REQUEST → Only lines with the word "臣欲奉诏奔驰" are needed; collect each of them from the listing below.

SUPPLIED DATA →
+ + + + +
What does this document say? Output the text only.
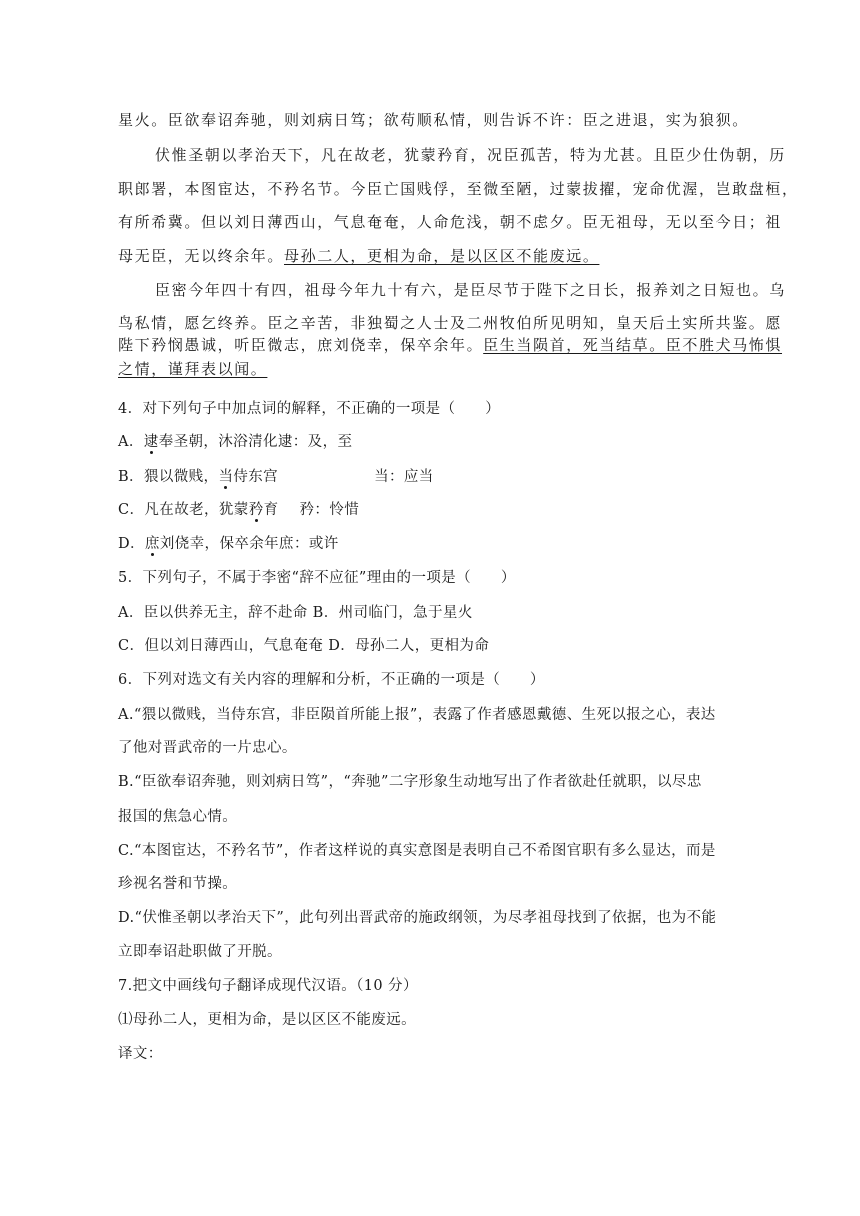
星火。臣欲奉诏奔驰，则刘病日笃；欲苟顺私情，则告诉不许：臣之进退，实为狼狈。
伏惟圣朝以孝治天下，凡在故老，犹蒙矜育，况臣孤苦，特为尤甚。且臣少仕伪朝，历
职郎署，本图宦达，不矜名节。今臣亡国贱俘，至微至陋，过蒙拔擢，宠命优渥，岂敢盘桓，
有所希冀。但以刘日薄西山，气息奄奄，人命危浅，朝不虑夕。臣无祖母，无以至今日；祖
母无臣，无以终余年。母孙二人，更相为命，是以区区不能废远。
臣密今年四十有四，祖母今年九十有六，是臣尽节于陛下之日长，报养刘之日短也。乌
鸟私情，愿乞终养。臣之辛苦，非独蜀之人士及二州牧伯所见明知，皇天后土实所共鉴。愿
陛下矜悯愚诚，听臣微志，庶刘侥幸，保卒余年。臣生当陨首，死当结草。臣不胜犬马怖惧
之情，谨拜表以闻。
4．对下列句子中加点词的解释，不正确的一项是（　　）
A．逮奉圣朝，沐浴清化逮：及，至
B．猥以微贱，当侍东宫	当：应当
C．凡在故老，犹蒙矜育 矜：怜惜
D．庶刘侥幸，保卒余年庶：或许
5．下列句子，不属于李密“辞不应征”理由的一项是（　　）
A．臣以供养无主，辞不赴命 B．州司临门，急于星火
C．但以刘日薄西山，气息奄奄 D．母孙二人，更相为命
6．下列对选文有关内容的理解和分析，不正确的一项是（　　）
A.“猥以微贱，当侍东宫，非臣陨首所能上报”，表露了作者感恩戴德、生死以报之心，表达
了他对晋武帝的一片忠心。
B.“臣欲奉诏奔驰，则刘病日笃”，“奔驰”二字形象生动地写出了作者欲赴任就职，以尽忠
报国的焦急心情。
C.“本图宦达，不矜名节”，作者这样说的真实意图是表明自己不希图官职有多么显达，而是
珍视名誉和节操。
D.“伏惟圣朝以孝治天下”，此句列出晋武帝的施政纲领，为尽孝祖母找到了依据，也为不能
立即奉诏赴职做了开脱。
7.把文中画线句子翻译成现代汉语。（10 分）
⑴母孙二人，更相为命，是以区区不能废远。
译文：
+ + + + +
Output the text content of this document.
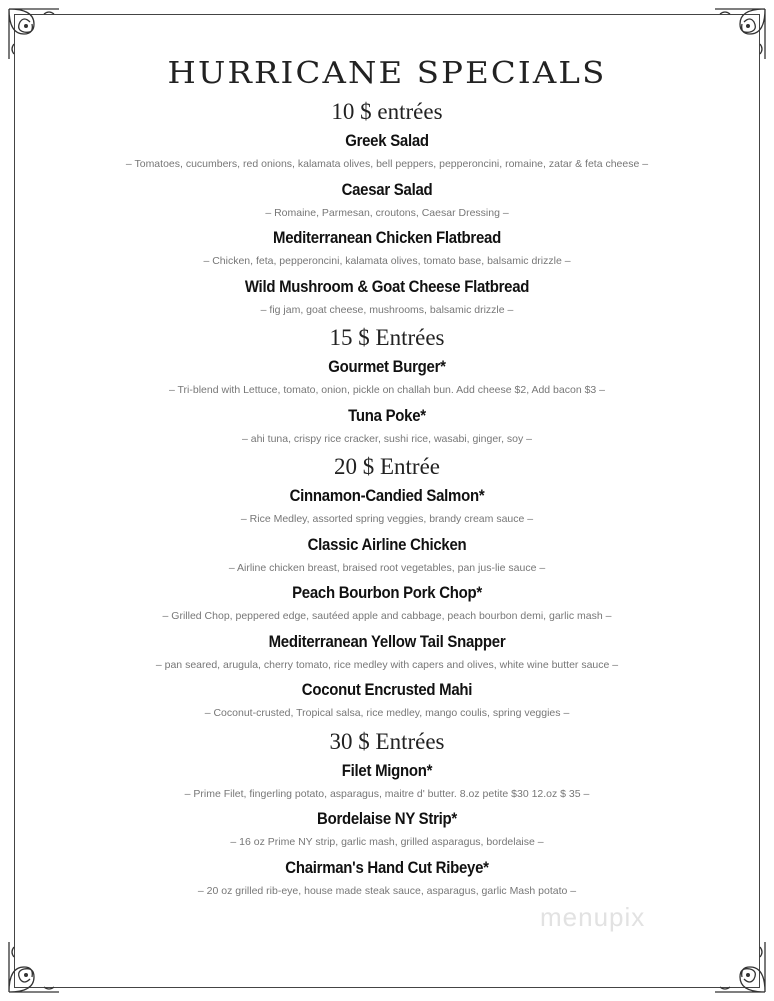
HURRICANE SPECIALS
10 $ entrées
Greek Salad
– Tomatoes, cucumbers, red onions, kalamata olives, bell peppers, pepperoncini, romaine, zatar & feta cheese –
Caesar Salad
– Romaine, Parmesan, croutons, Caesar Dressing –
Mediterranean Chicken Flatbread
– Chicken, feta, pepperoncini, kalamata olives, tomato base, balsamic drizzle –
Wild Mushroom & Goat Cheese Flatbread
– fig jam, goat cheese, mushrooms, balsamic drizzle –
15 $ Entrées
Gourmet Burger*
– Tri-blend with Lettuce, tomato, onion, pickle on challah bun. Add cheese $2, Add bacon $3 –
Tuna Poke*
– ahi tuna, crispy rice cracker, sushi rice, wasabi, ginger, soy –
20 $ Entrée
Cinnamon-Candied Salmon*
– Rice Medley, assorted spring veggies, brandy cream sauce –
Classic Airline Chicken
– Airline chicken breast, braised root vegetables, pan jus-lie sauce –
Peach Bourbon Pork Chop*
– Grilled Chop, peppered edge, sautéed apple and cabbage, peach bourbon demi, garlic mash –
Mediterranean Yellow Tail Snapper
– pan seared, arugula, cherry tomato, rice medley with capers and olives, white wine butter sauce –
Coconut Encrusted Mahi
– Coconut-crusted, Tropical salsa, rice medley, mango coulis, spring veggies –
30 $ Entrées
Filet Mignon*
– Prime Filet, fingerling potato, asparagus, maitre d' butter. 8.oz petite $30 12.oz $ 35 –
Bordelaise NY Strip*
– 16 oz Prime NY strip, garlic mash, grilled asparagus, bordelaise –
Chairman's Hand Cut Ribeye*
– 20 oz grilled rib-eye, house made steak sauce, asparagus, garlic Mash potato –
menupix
+ + + + +
TASK RESULT →
星火。臣欲奉诏奔驰，则刘病日笃；欲苟顺私情，则告诉不许：臣之进退，实为狼狈。
B.“臣欲奉诏奔驰，则刘病日笃”，“奔驰”二字形象生动地写出了作者欲赴任就职，以尽忠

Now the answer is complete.